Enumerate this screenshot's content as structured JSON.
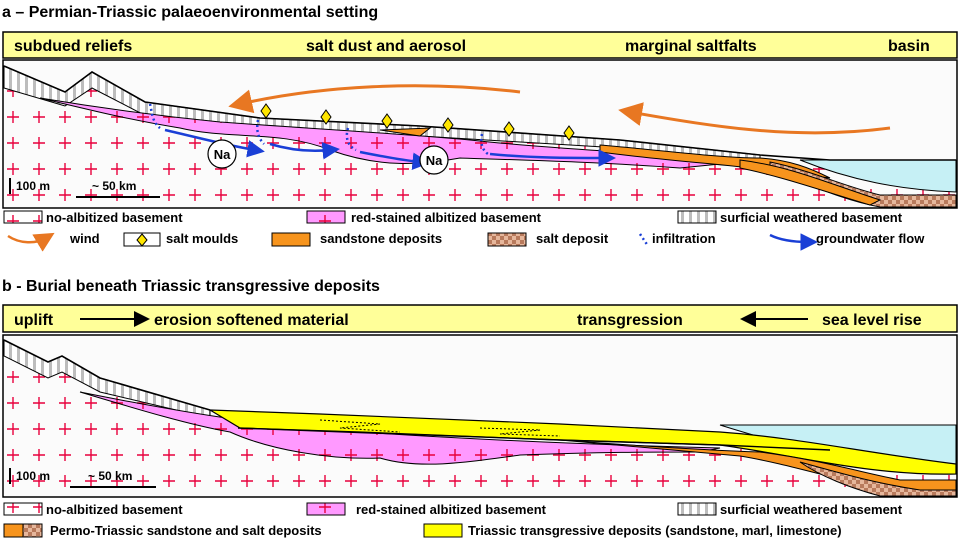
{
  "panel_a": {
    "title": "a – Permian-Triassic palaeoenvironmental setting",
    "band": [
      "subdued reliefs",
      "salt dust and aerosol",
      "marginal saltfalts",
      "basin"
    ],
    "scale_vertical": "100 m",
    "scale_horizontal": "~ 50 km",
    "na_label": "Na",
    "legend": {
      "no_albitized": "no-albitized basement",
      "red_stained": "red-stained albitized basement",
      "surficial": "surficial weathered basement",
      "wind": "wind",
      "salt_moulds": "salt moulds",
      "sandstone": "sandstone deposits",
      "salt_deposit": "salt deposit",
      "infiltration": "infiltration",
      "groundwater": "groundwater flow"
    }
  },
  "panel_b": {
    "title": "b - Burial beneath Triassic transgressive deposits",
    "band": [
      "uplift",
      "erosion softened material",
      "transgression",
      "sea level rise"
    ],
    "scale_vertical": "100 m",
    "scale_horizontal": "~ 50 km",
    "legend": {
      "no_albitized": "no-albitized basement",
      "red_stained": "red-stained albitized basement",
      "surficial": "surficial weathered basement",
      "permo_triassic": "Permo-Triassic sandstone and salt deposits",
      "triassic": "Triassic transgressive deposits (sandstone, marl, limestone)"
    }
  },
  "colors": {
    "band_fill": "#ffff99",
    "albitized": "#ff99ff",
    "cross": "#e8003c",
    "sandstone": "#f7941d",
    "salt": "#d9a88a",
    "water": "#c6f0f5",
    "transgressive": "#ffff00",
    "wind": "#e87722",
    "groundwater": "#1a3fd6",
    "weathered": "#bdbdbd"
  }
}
============================================================
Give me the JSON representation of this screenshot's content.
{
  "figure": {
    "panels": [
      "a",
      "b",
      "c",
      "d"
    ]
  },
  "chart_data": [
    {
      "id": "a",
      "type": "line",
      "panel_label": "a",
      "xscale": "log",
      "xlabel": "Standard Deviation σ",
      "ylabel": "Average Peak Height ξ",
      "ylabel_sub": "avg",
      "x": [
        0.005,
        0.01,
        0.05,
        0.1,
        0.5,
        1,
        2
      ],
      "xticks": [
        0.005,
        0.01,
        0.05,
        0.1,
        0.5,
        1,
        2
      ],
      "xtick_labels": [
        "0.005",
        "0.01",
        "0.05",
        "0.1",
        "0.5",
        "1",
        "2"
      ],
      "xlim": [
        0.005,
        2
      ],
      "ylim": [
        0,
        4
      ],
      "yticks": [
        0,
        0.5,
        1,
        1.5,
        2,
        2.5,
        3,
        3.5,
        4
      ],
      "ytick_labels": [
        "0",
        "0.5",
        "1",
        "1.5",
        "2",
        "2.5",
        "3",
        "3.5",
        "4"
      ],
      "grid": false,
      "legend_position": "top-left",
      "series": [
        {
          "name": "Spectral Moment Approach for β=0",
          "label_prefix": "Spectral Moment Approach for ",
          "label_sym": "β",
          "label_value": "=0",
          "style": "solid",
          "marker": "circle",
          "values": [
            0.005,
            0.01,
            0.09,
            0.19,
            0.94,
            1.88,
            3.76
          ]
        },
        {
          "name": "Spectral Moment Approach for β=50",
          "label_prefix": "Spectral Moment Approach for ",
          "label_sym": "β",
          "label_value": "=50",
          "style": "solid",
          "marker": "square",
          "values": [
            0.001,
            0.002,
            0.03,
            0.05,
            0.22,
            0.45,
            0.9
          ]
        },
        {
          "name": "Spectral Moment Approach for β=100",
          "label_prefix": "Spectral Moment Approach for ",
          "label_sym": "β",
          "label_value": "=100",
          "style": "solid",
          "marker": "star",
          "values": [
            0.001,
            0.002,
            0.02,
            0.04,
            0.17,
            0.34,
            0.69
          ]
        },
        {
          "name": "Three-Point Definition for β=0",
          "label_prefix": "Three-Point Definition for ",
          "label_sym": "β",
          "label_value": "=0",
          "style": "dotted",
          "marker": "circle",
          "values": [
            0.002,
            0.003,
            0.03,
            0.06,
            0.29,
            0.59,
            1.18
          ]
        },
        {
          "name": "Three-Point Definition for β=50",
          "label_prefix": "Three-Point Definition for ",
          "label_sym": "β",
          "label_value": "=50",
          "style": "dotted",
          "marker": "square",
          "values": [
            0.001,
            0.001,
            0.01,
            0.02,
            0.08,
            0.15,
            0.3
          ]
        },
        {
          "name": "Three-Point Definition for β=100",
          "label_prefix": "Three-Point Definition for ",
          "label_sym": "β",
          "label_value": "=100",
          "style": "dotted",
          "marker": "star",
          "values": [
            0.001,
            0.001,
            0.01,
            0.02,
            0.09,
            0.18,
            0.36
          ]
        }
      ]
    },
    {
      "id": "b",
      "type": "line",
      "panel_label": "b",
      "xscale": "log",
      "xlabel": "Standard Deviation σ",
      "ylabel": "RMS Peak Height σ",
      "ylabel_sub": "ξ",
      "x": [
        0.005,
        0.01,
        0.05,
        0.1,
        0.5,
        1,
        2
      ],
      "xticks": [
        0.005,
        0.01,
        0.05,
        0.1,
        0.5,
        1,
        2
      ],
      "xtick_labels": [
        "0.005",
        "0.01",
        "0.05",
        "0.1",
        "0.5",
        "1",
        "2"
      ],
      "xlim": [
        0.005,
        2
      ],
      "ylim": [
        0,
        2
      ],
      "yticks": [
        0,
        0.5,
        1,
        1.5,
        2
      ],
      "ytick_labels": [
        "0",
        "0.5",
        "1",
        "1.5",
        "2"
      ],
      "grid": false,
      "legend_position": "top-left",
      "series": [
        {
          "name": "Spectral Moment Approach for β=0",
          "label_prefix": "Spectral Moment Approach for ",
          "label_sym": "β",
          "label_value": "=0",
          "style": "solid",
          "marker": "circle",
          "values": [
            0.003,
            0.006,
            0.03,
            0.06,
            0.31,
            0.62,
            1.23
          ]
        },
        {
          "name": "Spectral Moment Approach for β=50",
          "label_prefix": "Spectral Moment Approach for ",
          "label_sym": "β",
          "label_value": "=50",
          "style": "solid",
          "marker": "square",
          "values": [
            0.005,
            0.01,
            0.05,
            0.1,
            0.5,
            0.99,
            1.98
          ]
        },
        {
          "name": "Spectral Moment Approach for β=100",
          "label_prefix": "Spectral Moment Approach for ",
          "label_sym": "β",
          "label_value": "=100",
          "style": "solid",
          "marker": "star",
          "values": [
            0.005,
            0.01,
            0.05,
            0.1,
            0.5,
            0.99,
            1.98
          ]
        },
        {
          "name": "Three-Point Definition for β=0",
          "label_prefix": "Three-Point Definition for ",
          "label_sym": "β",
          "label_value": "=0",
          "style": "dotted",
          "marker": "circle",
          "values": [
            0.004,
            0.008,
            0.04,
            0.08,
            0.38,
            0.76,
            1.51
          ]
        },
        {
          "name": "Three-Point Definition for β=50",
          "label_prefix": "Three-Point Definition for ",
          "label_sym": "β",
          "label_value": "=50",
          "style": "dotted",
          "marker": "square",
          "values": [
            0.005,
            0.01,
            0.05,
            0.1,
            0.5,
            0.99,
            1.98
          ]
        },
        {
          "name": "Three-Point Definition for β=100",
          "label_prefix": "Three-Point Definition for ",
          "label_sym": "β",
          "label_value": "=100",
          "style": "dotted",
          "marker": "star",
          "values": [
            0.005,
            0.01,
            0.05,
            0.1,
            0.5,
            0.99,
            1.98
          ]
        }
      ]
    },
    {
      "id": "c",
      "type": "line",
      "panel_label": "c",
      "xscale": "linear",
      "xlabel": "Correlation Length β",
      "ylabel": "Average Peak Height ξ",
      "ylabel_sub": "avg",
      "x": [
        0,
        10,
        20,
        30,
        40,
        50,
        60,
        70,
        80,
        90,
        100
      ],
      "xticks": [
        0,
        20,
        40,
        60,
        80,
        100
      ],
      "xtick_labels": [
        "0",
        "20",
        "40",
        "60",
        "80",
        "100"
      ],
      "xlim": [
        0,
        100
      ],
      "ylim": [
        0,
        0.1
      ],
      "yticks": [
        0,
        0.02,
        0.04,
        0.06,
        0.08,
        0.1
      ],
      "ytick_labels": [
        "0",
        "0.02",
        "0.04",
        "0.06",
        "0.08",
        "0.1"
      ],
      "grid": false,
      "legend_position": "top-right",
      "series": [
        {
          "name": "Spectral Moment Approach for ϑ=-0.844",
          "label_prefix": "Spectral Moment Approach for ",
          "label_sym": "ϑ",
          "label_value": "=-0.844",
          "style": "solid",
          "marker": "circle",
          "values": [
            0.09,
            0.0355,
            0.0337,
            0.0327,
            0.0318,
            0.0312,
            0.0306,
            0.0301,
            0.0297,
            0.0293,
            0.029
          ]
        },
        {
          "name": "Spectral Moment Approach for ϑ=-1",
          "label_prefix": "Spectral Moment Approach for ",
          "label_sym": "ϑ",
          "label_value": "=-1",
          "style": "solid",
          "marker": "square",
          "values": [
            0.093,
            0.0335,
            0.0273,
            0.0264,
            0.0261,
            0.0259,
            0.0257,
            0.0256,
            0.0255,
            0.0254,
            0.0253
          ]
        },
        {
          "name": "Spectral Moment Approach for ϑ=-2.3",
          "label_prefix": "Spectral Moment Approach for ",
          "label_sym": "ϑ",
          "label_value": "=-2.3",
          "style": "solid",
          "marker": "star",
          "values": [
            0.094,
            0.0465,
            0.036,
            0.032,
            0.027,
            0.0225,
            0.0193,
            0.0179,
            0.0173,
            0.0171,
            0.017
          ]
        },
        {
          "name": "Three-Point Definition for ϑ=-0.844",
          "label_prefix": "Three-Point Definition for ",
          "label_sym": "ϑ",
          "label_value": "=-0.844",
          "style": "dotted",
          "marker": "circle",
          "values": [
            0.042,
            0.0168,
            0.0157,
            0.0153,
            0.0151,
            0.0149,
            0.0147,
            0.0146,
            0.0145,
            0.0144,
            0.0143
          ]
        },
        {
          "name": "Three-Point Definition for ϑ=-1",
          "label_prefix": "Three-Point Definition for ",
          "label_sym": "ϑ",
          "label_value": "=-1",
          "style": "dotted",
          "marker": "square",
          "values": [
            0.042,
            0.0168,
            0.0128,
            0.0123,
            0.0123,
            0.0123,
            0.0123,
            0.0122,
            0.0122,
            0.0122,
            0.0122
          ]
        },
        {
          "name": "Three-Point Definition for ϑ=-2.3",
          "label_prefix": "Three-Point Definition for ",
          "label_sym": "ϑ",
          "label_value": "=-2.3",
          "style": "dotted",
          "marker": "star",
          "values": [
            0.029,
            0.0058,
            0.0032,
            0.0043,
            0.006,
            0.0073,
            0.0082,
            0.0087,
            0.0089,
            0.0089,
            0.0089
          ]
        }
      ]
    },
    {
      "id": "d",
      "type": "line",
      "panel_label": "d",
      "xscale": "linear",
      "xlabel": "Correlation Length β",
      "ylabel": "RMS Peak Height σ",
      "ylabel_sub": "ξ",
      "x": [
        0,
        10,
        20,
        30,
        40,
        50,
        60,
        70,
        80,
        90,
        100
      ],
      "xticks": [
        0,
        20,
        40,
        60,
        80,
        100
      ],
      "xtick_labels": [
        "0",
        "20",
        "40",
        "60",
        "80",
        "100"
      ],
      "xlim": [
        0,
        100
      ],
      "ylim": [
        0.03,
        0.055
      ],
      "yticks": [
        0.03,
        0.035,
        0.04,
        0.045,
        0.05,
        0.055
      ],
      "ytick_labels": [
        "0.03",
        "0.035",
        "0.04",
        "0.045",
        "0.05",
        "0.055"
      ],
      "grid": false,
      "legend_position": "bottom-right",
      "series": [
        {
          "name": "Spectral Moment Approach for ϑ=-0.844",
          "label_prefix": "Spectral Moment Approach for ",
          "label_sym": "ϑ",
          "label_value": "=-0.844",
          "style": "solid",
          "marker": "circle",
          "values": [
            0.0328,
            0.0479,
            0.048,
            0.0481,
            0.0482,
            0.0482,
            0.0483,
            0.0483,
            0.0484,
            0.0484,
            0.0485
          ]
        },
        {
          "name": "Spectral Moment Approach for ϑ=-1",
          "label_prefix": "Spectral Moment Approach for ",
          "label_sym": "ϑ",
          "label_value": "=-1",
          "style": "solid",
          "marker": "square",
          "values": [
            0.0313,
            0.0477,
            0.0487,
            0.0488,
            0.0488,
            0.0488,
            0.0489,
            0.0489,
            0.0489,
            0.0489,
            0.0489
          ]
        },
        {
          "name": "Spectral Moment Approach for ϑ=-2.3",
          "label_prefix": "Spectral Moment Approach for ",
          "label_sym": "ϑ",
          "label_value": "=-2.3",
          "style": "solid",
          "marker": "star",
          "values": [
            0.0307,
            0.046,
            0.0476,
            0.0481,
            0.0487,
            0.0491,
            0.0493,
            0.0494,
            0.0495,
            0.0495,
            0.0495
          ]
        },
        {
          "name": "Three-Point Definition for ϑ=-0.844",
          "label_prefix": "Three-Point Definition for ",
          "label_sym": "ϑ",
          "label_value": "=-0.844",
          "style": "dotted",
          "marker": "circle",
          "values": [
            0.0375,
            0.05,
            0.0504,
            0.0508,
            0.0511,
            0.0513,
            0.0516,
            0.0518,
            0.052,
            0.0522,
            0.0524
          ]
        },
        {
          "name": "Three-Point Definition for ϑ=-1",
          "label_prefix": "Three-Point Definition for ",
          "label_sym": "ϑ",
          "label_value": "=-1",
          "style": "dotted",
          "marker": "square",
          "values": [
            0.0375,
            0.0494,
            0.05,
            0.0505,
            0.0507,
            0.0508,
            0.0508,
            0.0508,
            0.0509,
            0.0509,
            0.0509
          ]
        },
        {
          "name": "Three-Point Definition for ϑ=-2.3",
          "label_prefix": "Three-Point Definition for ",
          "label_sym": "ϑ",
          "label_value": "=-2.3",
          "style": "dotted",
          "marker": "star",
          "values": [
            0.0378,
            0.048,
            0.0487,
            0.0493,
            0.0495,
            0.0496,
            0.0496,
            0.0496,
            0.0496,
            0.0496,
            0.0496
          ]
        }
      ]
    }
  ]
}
============================================================
*What to do*. Only the number is wanted: how many lines in the entries above contain the word "this"?

*Task response*. 2